### AVAILABLE RECORDS

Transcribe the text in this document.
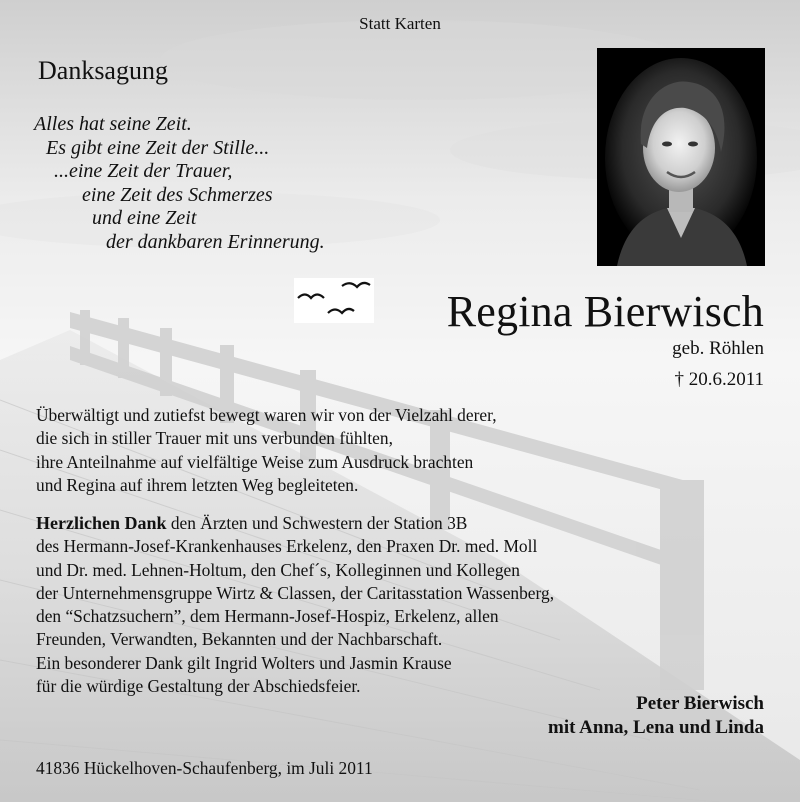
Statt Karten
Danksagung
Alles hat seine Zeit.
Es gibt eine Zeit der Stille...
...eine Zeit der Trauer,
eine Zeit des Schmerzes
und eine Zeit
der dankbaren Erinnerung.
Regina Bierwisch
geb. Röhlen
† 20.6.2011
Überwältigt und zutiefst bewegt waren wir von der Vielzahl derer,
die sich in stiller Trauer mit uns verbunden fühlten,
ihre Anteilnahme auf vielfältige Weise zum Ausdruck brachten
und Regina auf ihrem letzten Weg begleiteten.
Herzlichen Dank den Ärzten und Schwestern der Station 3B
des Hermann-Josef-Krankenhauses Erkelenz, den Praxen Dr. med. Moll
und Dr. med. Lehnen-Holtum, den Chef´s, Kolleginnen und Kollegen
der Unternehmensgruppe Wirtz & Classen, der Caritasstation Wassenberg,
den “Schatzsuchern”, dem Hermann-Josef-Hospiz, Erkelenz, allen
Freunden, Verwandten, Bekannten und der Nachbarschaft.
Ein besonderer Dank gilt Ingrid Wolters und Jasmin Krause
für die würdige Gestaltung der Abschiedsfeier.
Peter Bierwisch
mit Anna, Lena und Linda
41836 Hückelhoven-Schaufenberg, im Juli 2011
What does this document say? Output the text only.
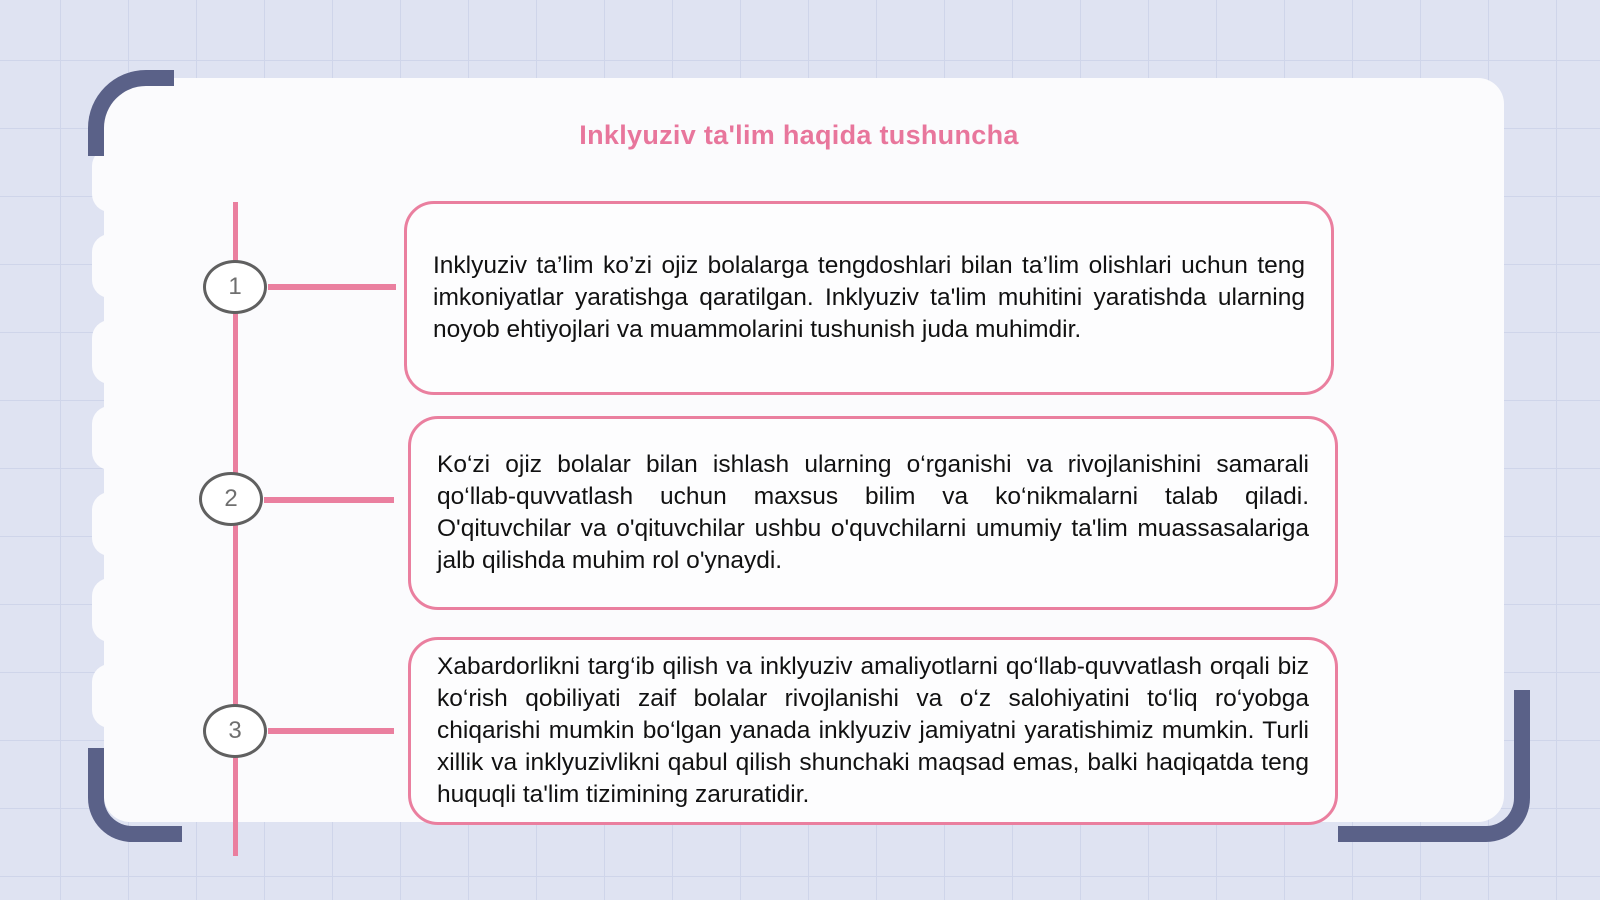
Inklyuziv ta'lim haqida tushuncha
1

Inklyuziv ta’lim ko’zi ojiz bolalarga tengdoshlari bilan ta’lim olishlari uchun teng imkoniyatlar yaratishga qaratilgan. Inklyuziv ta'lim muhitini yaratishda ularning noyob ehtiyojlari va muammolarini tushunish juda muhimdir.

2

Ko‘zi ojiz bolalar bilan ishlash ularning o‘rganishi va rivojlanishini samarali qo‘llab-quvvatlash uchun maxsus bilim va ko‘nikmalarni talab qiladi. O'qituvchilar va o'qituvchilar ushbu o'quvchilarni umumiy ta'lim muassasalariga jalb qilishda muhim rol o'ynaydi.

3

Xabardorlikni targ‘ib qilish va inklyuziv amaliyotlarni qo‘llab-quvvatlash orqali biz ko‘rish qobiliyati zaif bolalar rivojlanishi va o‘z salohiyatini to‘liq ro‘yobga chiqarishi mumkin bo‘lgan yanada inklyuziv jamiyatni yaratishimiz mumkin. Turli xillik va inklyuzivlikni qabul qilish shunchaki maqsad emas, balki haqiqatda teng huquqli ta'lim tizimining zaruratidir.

### GIVEN PROBLEM
In the records above, collect each line with "Hermann".

### CORRECT OUTPUT
des Hermann-Josef-Krankenhauses Erkelenz, den Praxen Dr. med. Moll
den “Schatzsuchern”, dem Hermann-Josef-Hospiz, Erkelenz, allen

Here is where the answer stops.